Stored data entries:
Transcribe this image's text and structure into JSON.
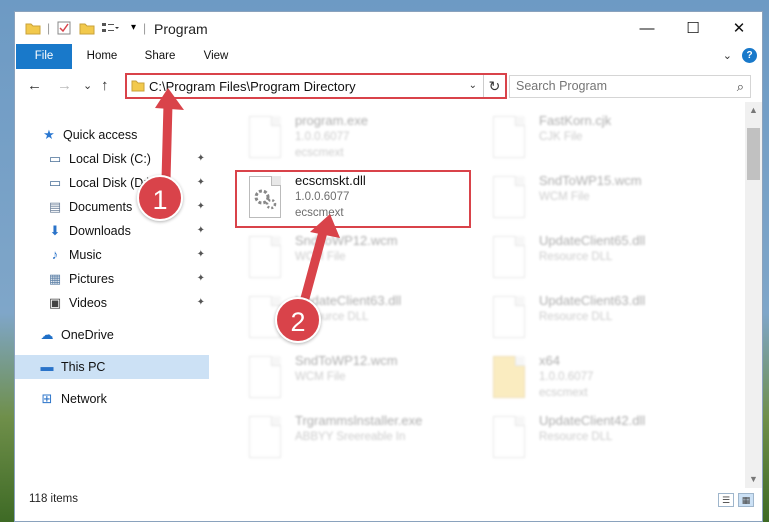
{
  "window": {
    "title": "Program",
    "minimize": "—",
    "maximize": "☐",
    "close": "✕"
  },
  "ribbon": {
    "tabs": [
      "File",
      "Home",
      "Share",
      "View"
    ],
    "collapse": "⌄",
    "help": "?"
  },
  "navigation": {
    "back": "←",
    "forward": "→",
    "recent": "⌄",
    "up": "↑",
    "address": "C:\\Program Files\\Program Directory",
    "address_dropdown": "⌄",
    "refresh": "↻",
    "search_placeholder": "Search Program"
  },
  "sidebar": {
    "items": [
      {
        "label": "Quick access",
        "icon": "star-icon",
        "glyph": "★",
        "color": "#2b78d1",
        "pinned": false
      },
      {
        "label": "Local Disk (C:)",
        "icon": "drive-icon",
        "glyph": "▭",
        "color": "#4a6f97",
        "pinned": true
      },
      {
        "label": "Local Disk (D:)",
        "icon": "drive-icon",
        "glyph": "▭",
        "color": "#4a6f97",
        "pinned": true
      },
      {
        "label": "Documents",
        "icon": "documents-icon",
        "glyph": "▤",
        "color": "#6b7f99",
        "pinned": true
      },
      {
        "label": "Downloads",
        "icon": "download-icon",
        "glyph": "⬇",
        "color": "#2a73c9",
        "pinned": true
      },
      {
        "label": "Music",
        "icon": "music-icon",
        "glyph": "♪",
        "color": "#2a73c9",
        "pinned": true
      },
      {
        "label": "Pictures",
        "icon": "pictures-icon",
        "glyph": "▦",
        "color": "#5b7fa6",
        "pinned": true
      },
      {
        "label": "Videos",
        "icon": "video-icon",
        "glyph": "▣",
        "color": "#444",
        "pinned": true
      },
      {
        "label": "OneDrive",
        "icon": "cloud-icon",
        "glyph": "☁",
        "color": "#1f6fc7",
        "pinned": false
      },
      {
        "label": "This PC",
        "icon": "computer-icon",
        "glyph": "▬",
        "color": "#2a73c9",
        "pinned": false,
        "selected": true
      },
      {
        "label": "Network",
        "icon": "network-icon",
        "glyph": "⊞",
        "color": "#2a73c9",
        "pinned": false
      }
    ],
    "pin_glyph": "📌"
  },
  "files": [
    {
      "name": "program.exe",
      "version": "1.0.0.6077",
      "type": "ecscmext",
      "faded": true
    },
    {
      "name": "FastKorn.cjk",
      "version": "CJK File",
      "type": "",
      "faded": true
    },
    {
      "name": "ecscmskt.dll",
      "version": "1.0.0.6077",
      "type": "ecscmext",
      "faded": false
    },
    {
      "name": "SndToWP15.wcm",
      "version": "WCM File",
      "type": "",
      "faded": true
    },
    {
      "name": "SndToWP12.wcm",
      "version": "WCM File",
      "type": "",
      "faded": true
    },
    {
      "name": "UpdateClient65.dll",
      "version": "Resource DLL",
      "type": "",
      "faded": true
    },
    {
      "name": "UpdateClient63.dll",
      "version": "Resource DLL",
      "type": "",
      "faded": true
    },
    {
      "name": "UpdateClient63.dll",
      "version": "Resource DLL",
      "type": "",
      "faded": true
    },
    {
      "name": "SndToWP12.wcm",
      "version": "WCM File",
      "type": "",
      "faded": true
    },
    {
      "name": "x64",
      "version": "1.0.0.6077",
      "type": "ecscmext",
      "faded": true
    },
    {
      "name": "Trgrammslnstaller.exe",
      "version": "ABBYY Sreereable In",
      "type": "",
      "faded": true
    },
    {
      "name": "UpdateClient42.dll",
      "version": "Resource DLL",
      "type": "",
      "faded": true
    }
  ],
  "status": {
    "item_count": "118 items"
  },
  "annotations": {
    "step1": "1",
    "step2": "2"
  },
  "colors": {
    "accent": "#1979ca",
    "highlight": "#d9434a",
    "selected_bg": "#cce1f5"
  }
}
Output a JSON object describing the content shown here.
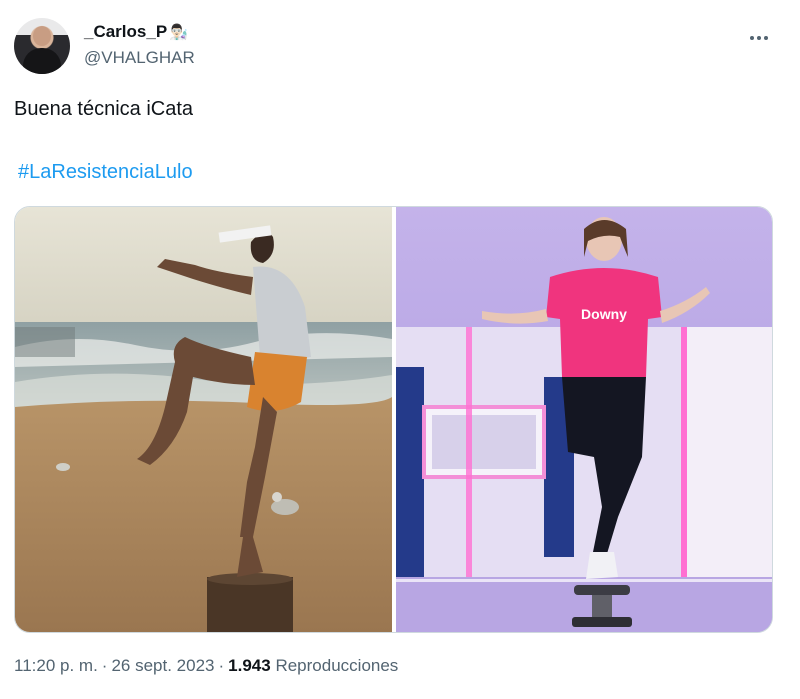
{
  "author": {
    "display_name": "_Carlos_P",
    "name_emoji": "👨🏻‍🔬",
    "handle": "@VHALGHAR"
  },
  "tweet": {
    "text": "Buena técnica iCata",
    "hashtag": "#LaResistenciaLulo"
  },
  "meta": {
    "time": "11:20 p. m.",
    "date": "26 sept. 2023",
    "views": "1.943",
    "views_label": "Reproducciones",
    "separator": "·"
  },
  "media": {
    "right_shirt_text": "Downy"
  },
  "icons": {
    "more": "more-horizontal-icon"
  }
}
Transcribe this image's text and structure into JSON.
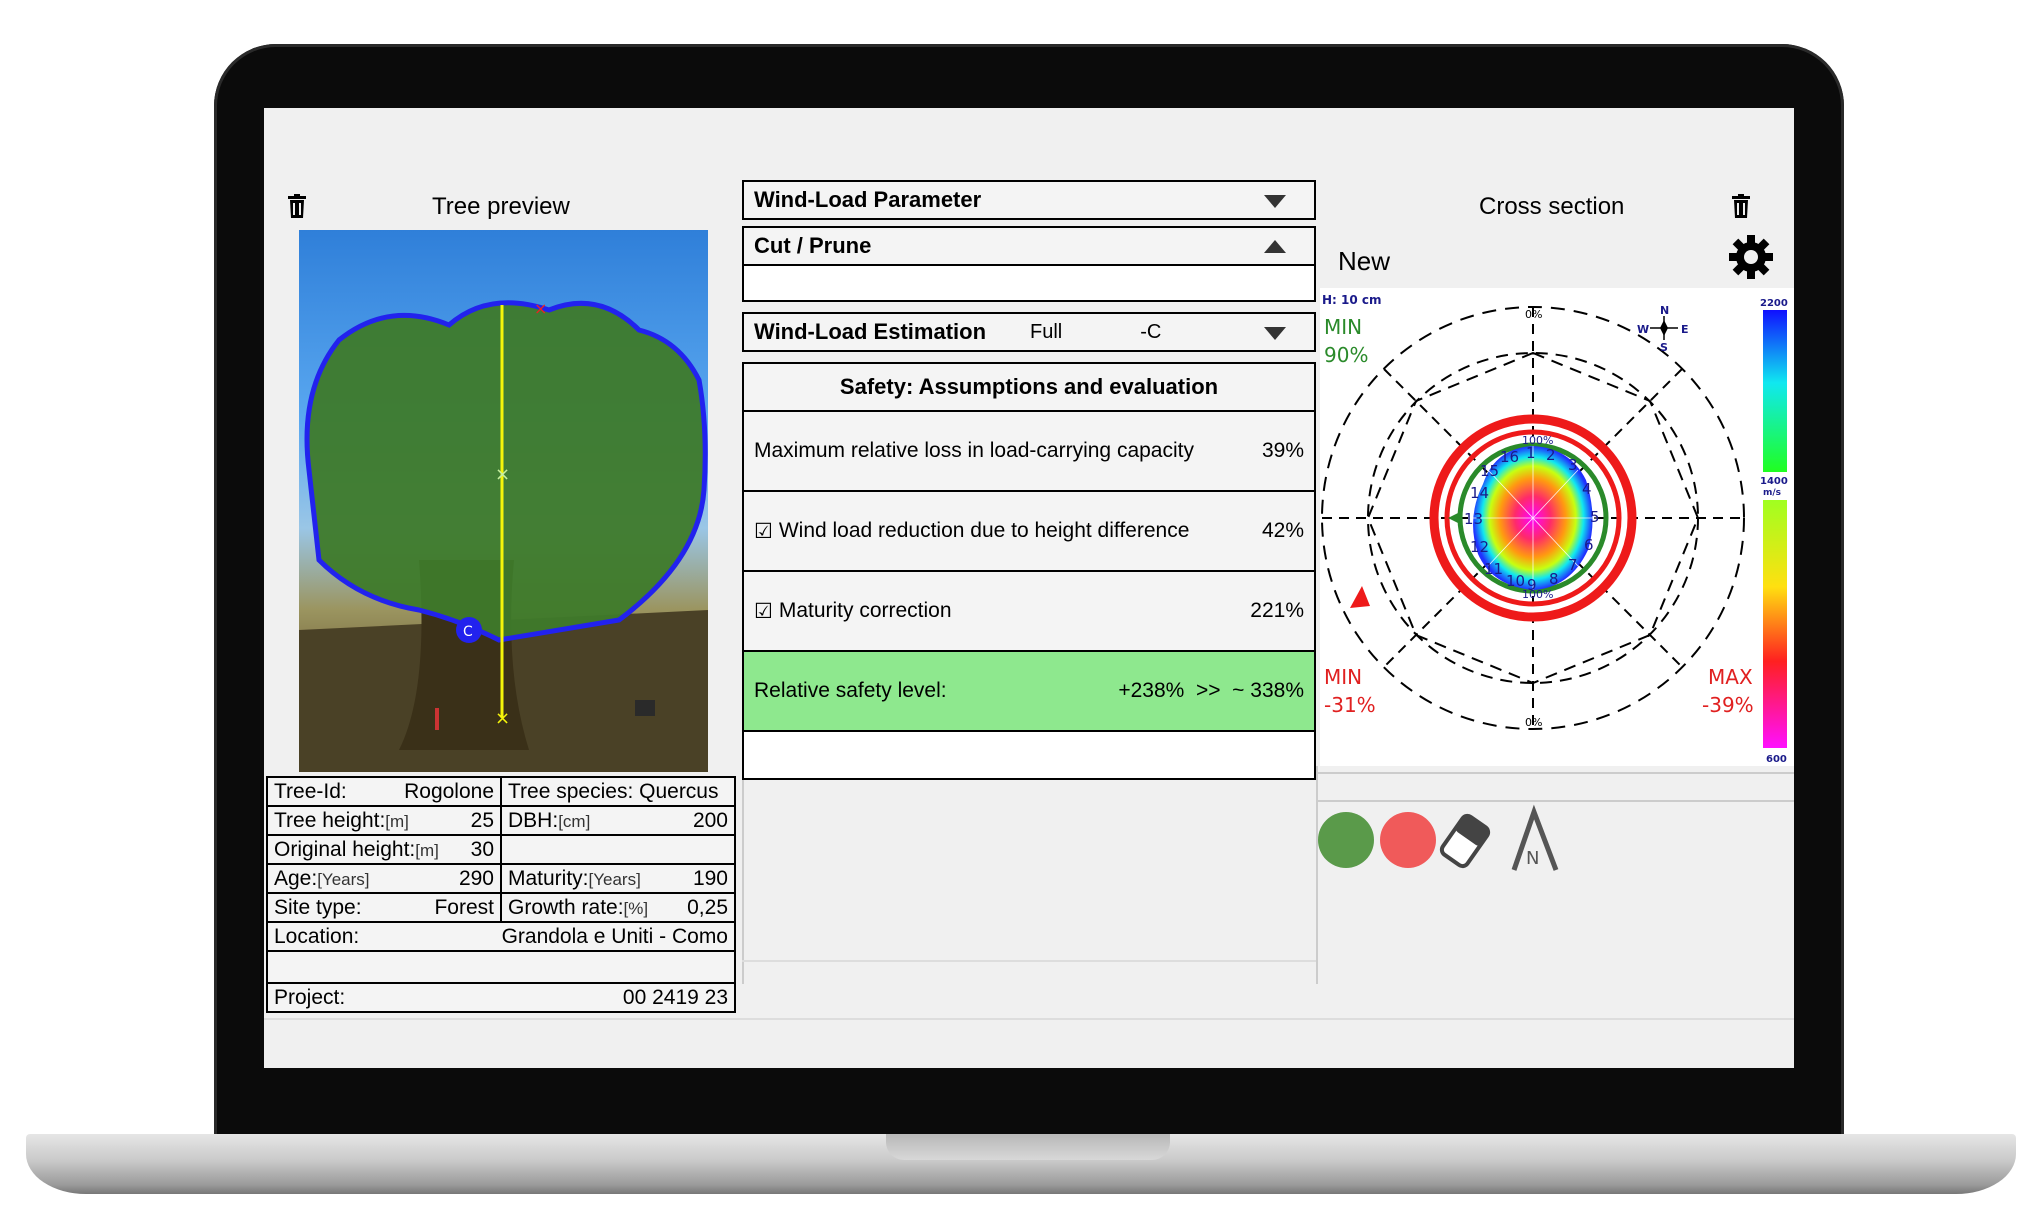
{
  "left": {
    "title": "Tree preview",
    "info": {
      "tree_id_label": "Tree-Id:",
      "tree_id": "Rogolone",
      "species_label": "Tree species:",
      "species": "Quercus",
      "height_label": "Tree height:",
      "height_unit": "[m]",
      "height": "25",
      "dbh_label": "DBH:",
      "dbh_unit": "[cm]",
      "dbh": "200",
      "orig_label": "Original height:",
      "orig_unit": "[m]",
      "orig": "30",
      "age_label": "Age:",
      "age_unit": "[Years]",
      "age": "290",
      "maturity_label": "Maturity:",
      "maturity_unit": "[Years]",
      "maturity": "190",
      "site_label": "Site type:",
      "site": "Forest",
      "growth_label": "Growth rate:",
      "growth_unit": "[%]",
      "growth": "0,25",
      "location_label": "Location:",
      "location": "Grandola e Uniti - Como",
      "project_label": "Project:",
      "project": "00 2419 23"
    }
  },
  "middle": {
    "wind_param": "Wind-Load Parameter",
    "cut_prune": "Cut / Prune",
    "wind_est": "Wind-Load Estimation",
    "wind_est_mode": "Full",
    "wind_est_opt": "-C",
    "safety_title": "Safety: Assumptions and evaluation",
    "rows": [
      {
        "label": "Maximum relative loss in load-carrying capacity",
        "value": "39%"
      },
      {
        "label": "Wind load reduction due to height difference",
        "value": "42%"
      },
      {
        "label": "Maturity correction",
        "value": "221%"
      }
    ],
    "relative": {
      "label": "Relative safety level:",
      "value": "+238%  >>  ~ 338%"
    }
  },
  "right": {
    "title": "Cross section",
    "new_label": "New",
    "height": "H: 10 cm",
    "min_green_label": "MIN",
    "min_green_val": "90%",
    "min_red_label": "MIN",
    "min_red_val": "-31%",
    "max_red_label": "MAX",
    "max_red_val": "-39%",
    "scale_top": "2200",
    "scale_mid": "1400",
    "scale_unit": "m/s",
    "scale_bottom": "600",
    "compass": {
      "n": "N",
      "s": "S",
      "e": "E",
      "w": "W"
    },
    "pct_top": "0%",
    "pct_bottom": "0%",
    "pct_inner_top": "100%",
    "pct_inner_bottom": "100%",
    "sensor_numbers": [
      "1",
      "2",
      "3",
      "4",
      "5",
      "6",
      "7",
      "8",
      "9",
      "10",
      "11",
      "12",
      "13",
      "14",
      "15",
      "16"
    ],
    "north_label": "N",
    "colors": {
      "green": "#5a9a4a",
      "red": "#f05a5a"
    }
  }
}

REQUIRED WORK: Set down all the data again exactly as above, pictures excluded.

TASK RESULT:
Transcribe this image's text and structure into JSON.
{
  "window": {
    "title": "Program",
    "minimize": "—",
    "maximize": "☐",
    "close": "✕"
  },
  "ribbon": {
    "tabs": [
      "File",
      "Home",
      "Share",
      "View"
    ],
    "collapse": "⌄",
    "help": "?"
  },
  "navigation": {
    "back": "←",
    "forward": "→",
    "recent": "⌄",
    "up": "↑",
    "address": "C:\\Program Files\\Program Directory",
    "address_dropdown": "⌄",
    "refresh": "↻",
    "search_placeholder": "Search Program"
  },
  "sidebar": {
    "items": [
      {
        "label": "Quick access",
        "icon": "star-icon",
        "glyph": "★",
        "color": "#2b78d1",
        "pinned": false
      },
      {
        "label": "Local Disk (C:)",
        "icon": "drive-icon",
        "glyph": "▭",
        "color": "#4a6f97",
        "pinned": true
      },
      {
        "label": "Local Disk (D:)",
        "icon": "drive-icon",
        "glyph": "▭",
        "color": "#4a6f97",
        "pinned": true
      },
      {
        "label": "Documents",
        "icon": "documents-icon",
        "glyph": "▤",
        "color": "#6b7f99",
        "pinned": true
      },
      {
        "label": "Downloads",
        "icon": "download-icon",
        "glyph": "⬇",
        "color": "#2a73c9",
        "pinned": true
      },
      {
        "label": "Music",
        "icon": "music-icon",
        "glyph": "♪",
        "color": "#2a73c9",
        "pinned": true
      },
      {
        "label": "Pictures",
        "icon": "pictures-icon",
        "glyph": "▦",
        "color": "#5b7fa6",
        "pinned": true
      },
      {
        "label": "Videos",
        "icon": "video-icon",
        "glyph": "▣",
        "color": "#444",
        "pinned": true
      },
      {
        "label": "OneDrive",
        "icon": "cloud-icon",
        "glyph": "☁",
        "color": "#1f6fc7",
        "pinned": false
      },
      {
        "label": "This PC",
        "icon": "computer-icon",
        "glyph": "▬",
        "color": "#2a73c9",
        "pinned": false,
        "selected": true
      },
      {
        "label": "Network",
        "icon": "network-icon",
        "glyph": "⊞",
        "color": "#2a73c9",
        "pinned": false
      }
    ],
    "pin_glyph": "📌"
  },
  "files": [
    {
      "name": "program.exe",
      "version": "1.0.0.6077",
      "type": "ecscmext",
      "faded": true
    },
    {
      "name": "FastKorn.cjk",
      "version": "CJK File",
      "type": "",
      "faded": true
    },
    {
      "name": "ecscmskt.dll",
      "version": "1.0.0.6077",
      "type": "ecscmext",
      "faded": false
    },
    {
      "name": "SndToWP15.wcm",
      "version": "WCM File",
      "type": "",
      "faded": true
    },
    {
      "name": "SndToWP12.wcm",
      "version": "WCM File",
      "type": "",
      "faded": true
    },
    {
      "name": "UpdateClient65.dll",
      "version": "Resource DLL",
      "type": "",
      "faded": true
    },
    {
      "name": "UpdateClient63.dll",
      "version": "Resource DLL",
      "type": "",
      "faded": true
    },
    {
      "name": "UpdateClient63.dll",
      "version": "Resource DLL",
      "type": "",
      "faded": true
    },
    {
      "name": "SndToWP12.wcm",
      "version": "WCM File",
      "type": "",
      "faded": true
    },
    {
      "name": "x64",
      "version": "1.0.0.6077",
      "type": "ecscmext",
      "faded": true
    },
    {
      "name": "Trgrammslnstaller.exe",
      "version": "ABBYY Sreereable In",
      "type": "",
      "faded": true
    },
    {
      "name": "UpdateClient42.dll",
      "version": "Resource DLL",
      "type": "",
      "faded": true
    }
  ],
  "status": {
    "item_count": "118 items"
  },
  "annotations": {
    "step1": "1",
    "step2": "2"
  },
  "colors": {
    "accent": "#1979ca",
    "highlight": "#d9434a",
    "selected_bg": "#cce1f5"
  }
}
Output a JSON object describing the content shown here.
{
  "author": {
    "display_name": "_Carlos_P",
    "name_emoji": "👨🏻‍🔬",
    "handle": "@VHALGHAR"
  },
  "tweet": {
    "text": "Buena técnica iCata",
    "hashtag": "#LaResistenciaLulo"
  },
  "meta": {
    "time": "11:20 p. m.",
    "date": "26 sept. 2023",
    "views": "1.943",
    "views_label": "Reproducciones",
    "separator": "·"
  },
  "media": {
    "right_shirt_text": "Downy"
  },
  "icons": {
    "more": "more-horizontal-icon"
  }
}
Transcribe this image's text and structure into JSON.
{
  "left": {
    "title": "Tree preview",
    "info": {
      "tree_id_label": "Tree-Id:",
      "tree_id": "Rogolone",
      "species_label": "Tree species:",
      "species": "Quercus",
      "height_label": "Tree height:",
      "height_unit": "[m]",
      "height": "25",
      "dbh_label": "DBH:",
      "dbh_unit": "[cm]",
      "dbh": "200",
      "orig_label": "Original height:",
      "orig_unit": "[m]",
      "orig": "30",
      "age_label": "Age:",
      "age_unit": "[Years]",
      "age": "290",
      "maturity_label": "Maturity:",
      "maturity_unit": "[Years]",
      "maturity": "190",
      "site_label": "Site type:",
      "site": "Forest",
      "growth_label": "Growth rate:",
      "growth_unit": "[%]",
      "growth": "0,25",
      "location_label": "Location:",
      "location": "Grandola e Uniti - Como",
      "project_label": "Project:",
      "project": "00 2419 23"
    }
  },
  "middle": {
    "wind_param": "Wind-Load Parameter",
    "cut_prune": "Cut / Prune",
    "wind_est": "Wind-Load Estimation",
    "wind_est_mode": "Full",
    "wind_est_opt": "-C",
    "safety_title": "Safety: Assumptions and evaluation",
    "rows": [
      {
        "label": "Maximum relative loss in load-carrying capacity",
        "value": "39%"
      },
      {
        "label": "Wind load reduction due to height difference",
        "value": "42%"
      },
      {
        "label": "Maturity correction",
        "value": "221%"
      }
    ],
    "relative": {
      "label": "Relative safety level:",
      "value": "+238%  >>  ~ 338%"
    }
  },
  "right": {
    "title": "Cross section",
    "new_label": "New",
    "height": "H: 10 cm",
    "min_green_label": "MIN",
    "min_green_val": "90%",
    "min_red_label": "MIN",
    "min_red_val": "-31%",
    "max_red_label": "MAX",
    "max_red_val": "-39%",
    "scale_top": "2200",
    "scale_mid": "1400",
    "scale_unit": "m/s",
    "scale_bottom": "600",
    "compass": {
      "n": "N",
      "s": "S",
      "e": "E",
      "w": "W"
    },
    "pct_top": "0%",
    "pct_bottom": "0%",
    "pct_inner_top": "100%",
    "pct_inner_bottom": "100%",
    "sensor_numbers": [
      "1",
      "2",
      "3",
      "4",
      "5",
      "6",
      "7",
      "8",
      "9",
      "10",
      "11",
      "12",
      "13",
      "14",
      "15",
      "16"
    ],
    "north_label": "N",
    "colors": {
      "green": "#5a9a4a",
      "red": "#f05a5a"
    }
  }
}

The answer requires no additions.